* _The request_: Note how many lines include the word "image", and give that number by itself.

__________

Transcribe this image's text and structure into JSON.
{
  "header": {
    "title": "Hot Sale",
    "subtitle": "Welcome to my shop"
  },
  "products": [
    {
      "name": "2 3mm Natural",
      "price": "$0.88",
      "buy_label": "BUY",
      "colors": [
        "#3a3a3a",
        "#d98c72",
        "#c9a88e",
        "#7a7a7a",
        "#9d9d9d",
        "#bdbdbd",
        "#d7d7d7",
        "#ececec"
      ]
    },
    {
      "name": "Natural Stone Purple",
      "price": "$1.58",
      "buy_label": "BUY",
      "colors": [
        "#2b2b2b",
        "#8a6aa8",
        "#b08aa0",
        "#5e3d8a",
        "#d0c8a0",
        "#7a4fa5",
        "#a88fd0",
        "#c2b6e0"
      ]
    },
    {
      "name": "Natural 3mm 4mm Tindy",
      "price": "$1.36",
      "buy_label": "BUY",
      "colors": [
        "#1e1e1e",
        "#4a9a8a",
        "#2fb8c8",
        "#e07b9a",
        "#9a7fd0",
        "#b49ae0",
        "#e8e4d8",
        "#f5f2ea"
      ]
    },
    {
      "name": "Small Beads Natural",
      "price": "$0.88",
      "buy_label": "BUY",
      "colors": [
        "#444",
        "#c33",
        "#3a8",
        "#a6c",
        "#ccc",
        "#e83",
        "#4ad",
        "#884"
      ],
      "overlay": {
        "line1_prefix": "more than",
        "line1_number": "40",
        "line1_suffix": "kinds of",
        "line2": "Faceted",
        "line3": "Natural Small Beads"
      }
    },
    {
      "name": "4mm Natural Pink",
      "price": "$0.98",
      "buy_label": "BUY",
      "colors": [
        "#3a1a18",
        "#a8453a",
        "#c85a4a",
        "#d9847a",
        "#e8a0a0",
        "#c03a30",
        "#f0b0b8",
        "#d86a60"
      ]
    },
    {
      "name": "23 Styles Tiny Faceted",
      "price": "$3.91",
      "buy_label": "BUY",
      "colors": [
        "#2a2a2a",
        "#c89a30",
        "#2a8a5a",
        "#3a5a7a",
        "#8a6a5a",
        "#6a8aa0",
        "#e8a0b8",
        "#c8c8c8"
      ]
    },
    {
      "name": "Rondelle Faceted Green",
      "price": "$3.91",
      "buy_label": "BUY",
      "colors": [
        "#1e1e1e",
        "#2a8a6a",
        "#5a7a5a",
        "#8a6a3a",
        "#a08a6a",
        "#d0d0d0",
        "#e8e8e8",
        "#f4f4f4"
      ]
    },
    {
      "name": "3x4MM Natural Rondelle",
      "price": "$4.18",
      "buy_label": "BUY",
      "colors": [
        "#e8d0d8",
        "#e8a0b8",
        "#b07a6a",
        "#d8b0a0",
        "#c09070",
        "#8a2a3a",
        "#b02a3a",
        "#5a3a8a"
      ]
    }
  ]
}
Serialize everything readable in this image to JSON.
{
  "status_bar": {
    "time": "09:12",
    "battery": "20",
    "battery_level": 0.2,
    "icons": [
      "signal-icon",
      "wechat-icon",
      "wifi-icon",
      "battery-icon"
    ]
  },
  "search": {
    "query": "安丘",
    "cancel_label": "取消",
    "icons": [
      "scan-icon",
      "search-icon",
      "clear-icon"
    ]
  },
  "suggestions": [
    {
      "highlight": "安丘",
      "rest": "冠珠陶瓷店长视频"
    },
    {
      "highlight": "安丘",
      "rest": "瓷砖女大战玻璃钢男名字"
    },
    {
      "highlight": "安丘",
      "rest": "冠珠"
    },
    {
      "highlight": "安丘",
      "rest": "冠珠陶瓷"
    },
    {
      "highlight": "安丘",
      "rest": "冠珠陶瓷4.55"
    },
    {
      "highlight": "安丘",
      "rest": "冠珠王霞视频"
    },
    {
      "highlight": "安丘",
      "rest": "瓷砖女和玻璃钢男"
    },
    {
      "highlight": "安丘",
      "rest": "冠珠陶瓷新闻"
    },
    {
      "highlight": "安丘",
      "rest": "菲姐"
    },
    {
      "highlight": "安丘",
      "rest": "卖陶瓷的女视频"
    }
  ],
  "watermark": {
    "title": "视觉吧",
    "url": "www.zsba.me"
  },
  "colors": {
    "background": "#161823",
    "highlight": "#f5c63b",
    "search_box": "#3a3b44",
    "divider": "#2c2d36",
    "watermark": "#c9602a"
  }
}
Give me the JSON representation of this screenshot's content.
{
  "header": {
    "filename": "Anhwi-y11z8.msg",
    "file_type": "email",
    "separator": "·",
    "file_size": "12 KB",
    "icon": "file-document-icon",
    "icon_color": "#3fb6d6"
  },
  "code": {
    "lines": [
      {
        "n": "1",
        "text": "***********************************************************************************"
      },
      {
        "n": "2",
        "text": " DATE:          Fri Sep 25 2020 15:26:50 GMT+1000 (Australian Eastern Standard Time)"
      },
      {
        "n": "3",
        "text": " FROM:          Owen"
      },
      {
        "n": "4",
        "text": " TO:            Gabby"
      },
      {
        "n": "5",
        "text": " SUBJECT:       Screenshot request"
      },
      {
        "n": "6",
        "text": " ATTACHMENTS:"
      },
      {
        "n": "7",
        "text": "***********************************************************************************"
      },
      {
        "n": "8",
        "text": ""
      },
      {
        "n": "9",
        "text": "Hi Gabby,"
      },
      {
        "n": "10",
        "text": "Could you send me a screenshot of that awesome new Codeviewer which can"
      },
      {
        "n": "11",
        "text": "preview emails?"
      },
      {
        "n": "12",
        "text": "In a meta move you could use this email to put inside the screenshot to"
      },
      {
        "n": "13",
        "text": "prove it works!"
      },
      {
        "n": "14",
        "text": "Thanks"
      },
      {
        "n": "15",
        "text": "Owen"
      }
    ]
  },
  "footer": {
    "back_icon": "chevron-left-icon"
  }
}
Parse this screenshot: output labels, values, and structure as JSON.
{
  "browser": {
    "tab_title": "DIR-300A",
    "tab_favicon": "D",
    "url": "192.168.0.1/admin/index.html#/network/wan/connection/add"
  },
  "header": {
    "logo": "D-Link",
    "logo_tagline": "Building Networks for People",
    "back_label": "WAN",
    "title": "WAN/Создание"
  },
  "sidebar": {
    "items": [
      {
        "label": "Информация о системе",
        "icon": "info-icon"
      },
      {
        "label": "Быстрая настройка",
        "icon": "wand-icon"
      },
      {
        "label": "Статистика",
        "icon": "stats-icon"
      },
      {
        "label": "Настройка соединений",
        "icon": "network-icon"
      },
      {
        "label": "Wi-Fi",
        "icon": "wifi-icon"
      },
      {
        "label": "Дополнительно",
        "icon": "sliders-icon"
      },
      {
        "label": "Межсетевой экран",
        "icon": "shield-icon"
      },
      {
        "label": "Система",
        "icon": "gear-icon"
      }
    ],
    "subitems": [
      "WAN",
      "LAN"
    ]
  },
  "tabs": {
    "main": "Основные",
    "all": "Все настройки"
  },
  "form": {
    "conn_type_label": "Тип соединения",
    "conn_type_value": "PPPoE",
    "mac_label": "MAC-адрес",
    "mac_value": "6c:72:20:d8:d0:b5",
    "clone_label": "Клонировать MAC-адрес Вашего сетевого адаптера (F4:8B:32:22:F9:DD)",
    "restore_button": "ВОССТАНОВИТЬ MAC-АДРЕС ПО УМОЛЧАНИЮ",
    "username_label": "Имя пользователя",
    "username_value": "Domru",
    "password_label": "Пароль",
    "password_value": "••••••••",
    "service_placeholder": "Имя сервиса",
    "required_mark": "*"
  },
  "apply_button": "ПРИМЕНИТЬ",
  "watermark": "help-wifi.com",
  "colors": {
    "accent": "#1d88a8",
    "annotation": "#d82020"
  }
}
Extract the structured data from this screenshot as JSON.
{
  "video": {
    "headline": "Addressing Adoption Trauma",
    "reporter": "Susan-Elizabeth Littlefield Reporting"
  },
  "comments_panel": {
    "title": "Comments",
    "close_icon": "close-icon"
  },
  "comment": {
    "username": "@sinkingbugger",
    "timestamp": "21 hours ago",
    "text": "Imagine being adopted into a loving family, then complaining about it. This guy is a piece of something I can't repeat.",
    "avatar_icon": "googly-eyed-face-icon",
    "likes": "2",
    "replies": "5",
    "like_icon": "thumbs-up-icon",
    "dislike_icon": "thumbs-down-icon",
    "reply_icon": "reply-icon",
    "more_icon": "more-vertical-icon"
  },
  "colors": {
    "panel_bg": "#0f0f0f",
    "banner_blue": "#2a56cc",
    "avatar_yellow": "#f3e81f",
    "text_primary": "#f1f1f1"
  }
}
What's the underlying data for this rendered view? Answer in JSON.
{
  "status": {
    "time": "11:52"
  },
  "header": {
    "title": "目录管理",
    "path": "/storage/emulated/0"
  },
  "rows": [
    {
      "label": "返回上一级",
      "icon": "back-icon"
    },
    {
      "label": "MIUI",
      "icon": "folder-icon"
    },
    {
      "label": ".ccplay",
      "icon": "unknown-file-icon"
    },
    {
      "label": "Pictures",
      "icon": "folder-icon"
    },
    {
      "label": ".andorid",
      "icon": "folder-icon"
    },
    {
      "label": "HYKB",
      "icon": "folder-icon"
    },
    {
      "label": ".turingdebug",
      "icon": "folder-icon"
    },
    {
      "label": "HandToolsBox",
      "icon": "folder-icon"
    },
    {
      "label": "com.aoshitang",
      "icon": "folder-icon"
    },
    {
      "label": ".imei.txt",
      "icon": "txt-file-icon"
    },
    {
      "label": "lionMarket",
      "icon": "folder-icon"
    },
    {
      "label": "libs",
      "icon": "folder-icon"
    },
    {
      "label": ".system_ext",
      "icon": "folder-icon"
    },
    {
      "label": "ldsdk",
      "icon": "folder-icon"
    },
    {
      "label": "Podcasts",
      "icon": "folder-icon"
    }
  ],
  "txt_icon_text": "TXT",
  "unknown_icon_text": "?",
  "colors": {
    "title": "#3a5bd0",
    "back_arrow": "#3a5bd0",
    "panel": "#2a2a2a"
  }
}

__________

* _Worked answer_: 2